Required task
Filter these entries, keeping only lines that hold the word "this".
— Begin Material —
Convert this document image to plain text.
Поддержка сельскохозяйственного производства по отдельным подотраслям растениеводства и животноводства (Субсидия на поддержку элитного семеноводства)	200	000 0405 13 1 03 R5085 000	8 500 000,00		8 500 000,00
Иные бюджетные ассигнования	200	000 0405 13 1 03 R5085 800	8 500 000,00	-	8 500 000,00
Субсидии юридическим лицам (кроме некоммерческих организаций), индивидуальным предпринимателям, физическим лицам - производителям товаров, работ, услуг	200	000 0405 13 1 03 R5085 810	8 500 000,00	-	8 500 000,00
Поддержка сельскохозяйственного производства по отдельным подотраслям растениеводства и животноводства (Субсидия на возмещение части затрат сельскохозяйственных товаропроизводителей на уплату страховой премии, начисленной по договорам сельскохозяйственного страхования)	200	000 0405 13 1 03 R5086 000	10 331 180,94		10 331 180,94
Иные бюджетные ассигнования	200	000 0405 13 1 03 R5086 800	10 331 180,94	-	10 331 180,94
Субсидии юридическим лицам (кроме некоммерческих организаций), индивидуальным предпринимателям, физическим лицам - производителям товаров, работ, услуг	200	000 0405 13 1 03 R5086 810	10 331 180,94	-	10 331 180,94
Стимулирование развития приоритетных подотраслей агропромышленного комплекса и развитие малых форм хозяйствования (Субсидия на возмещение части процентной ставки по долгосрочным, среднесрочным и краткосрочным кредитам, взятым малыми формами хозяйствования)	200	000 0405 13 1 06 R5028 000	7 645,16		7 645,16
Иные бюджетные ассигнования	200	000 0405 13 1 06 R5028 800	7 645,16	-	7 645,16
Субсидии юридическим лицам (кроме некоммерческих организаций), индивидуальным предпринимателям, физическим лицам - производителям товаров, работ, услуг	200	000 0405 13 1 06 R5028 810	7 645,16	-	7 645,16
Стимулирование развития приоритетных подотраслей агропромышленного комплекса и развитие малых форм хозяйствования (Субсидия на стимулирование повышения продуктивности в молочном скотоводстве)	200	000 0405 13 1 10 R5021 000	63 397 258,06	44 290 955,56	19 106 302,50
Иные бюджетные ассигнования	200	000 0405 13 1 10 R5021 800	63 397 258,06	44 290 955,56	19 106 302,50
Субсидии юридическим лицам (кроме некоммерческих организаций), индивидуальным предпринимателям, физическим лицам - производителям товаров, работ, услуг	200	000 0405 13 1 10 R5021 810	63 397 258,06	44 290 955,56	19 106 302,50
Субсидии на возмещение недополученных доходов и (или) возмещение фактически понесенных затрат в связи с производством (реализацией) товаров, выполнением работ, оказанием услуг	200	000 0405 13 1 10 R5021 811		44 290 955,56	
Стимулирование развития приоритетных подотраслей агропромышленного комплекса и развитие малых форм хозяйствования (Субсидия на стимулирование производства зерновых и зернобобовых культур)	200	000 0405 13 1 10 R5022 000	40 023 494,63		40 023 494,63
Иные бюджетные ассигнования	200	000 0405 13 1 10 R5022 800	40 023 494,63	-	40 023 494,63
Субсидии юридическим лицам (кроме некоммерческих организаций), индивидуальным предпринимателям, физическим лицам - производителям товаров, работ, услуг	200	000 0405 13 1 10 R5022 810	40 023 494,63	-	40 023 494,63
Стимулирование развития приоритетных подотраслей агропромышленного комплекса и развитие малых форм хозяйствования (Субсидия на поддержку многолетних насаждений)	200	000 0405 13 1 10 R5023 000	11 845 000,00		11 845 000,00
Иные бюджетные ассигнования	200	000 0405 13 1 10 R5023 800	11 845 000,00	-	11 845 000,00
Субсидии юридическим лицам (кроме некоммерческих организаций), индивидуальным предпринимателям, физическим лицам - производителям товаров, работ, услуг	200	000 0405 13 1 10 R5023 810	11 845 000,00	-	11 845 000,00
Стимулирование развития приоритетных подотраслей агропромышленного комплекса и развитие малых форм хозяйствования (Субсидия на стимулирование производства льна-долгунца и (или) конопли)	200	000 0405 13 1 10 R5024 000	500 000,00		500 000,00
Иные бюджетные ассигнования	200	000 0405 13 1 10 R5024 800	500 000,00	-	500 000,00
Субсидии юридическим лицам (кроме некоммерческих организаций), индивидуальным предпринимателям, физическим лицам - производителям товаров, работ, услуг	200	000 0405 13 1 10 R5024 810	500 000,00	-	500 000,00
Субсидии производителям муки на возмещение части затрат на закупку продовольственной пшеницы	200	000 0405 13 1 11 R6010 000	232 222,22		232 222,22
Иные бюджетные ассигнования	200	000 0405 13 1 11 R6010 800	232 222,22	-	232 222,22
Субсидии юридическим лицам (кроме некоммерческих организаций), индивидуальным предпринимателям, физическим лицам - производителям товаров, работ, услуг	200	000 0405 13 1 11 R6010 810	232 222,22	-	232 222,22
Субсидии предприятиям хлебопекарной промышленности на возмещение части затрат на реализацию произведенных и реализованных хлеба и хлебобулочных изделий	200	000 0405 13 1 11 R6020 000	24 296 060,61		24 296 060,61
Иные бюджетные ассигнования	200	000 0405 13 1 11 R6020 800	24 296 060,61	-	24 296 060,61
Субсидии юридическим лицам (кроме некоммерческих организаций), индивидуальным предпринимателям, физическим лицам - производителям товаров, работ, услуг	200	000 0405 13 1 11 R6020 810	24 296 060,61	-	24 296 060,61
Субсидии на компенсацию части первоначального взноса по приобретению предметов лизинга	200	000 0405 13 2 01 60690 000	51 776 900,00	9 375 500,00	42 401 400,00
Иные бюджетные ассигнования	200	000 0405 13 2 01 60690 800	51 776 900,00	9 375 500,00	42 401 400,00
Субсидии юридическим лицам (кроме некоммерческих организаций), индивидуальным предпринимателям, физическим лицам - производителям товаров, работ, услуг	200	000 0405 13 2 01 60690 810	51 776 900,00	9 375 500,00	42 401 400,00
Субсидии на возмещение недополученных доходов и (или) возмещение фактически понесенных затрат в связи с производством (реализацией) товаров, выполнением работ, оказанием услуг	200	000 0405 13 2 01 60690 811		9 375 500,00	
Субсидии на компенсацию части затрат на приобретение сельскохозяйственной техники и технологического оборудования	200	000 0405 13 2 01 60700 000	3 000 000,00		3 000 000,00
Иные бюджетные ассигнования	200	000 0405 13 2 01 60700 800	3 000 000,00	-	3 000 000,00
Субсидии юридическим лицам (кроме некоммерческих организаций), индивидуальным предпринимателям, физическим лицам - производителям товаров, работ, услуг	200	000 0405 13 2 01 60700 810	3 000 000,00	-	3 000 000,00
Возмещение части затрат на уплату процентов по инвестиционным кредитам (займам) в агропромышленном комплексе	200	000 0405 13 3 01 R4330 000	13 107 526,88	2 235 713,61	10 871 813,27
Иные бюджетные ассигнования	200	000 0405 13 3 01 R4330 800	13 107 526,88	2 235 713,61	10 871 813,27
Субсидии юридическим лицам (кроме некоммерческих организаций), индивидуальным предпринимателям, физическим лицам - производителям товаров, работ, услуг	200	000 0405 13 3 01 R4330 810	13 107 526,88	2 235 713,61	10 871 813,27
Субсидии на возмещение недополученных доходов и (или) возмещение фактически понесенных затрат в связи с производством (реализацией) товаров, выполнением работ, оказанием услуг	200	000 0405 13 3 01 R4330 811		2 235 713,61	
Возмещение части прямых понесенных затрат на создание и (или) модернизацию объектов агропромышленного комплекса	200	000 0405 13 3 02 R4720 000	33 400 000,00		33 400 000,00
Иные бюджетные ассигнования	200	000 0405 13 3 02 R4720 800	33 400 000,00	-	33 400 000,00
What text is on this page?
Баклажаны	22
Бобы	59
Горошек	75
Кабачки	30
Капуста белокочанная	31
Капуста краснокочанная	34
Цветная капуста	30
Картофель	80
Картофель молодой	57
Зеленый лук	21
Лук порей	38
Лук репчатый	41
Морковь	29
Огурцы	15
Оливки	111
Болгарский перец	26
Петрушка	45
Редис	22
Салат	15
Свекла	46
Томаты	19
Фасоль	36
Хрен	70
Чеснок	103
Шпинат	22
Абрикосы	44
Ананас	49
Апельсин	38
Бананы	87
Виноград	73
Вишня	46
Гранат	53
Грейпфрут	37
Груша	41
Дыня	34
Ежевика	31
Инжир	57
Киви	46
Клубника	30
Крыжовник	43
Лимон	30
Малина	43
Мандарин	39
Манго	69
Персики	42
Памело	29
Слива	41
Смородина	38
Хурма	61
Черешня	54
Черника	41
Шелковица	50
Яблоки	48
— End Material —
Exercise solution
Convert this document image to plain text.
What text is on this page?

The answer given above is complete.